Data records

* * * * *

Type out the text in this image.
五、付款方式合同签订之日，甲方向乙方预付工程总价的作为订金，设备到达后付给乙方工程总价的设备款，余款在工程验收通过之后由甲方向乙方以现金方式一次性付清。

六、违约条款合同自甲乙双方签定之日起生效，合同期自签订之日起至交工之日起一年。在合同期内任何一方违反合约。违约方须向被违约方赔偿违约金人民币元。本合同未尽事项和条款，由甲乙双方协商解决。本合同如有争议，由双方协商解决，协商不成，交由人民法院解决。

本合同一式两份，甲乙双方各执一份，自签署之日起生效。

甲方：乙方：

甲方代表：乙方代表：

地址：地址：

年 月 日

* * * * *

Task description
Please quote every record above exactly as it appears.

Task output
Type out the text in this image.
五、付款方式合同签订之日，甲方向乙方预付工程总价的作为订金，设备到达后付给乙方工程总价的设备款，余款在工程验收通过之后由甲方向乙方以现金方式一次性付清。

六、违约条款合同自甲乙双方签定之日起生效，合同期自签订之日起至交工之日起一年。在合同期内任何一方违反合约。违约方须向被违约方赔偿违约金人民币元。本合同未尽事项和条款，由甲乙双方协商解决。本合同如有争议，由双方协商解决，协商不成，交由人民法院解决。

本合同一式两份，甲乙双方各执一份，自签署之日起生效。

甲方：乙方：

甲方代表：乙方代表：

地址：地址：

年 月 日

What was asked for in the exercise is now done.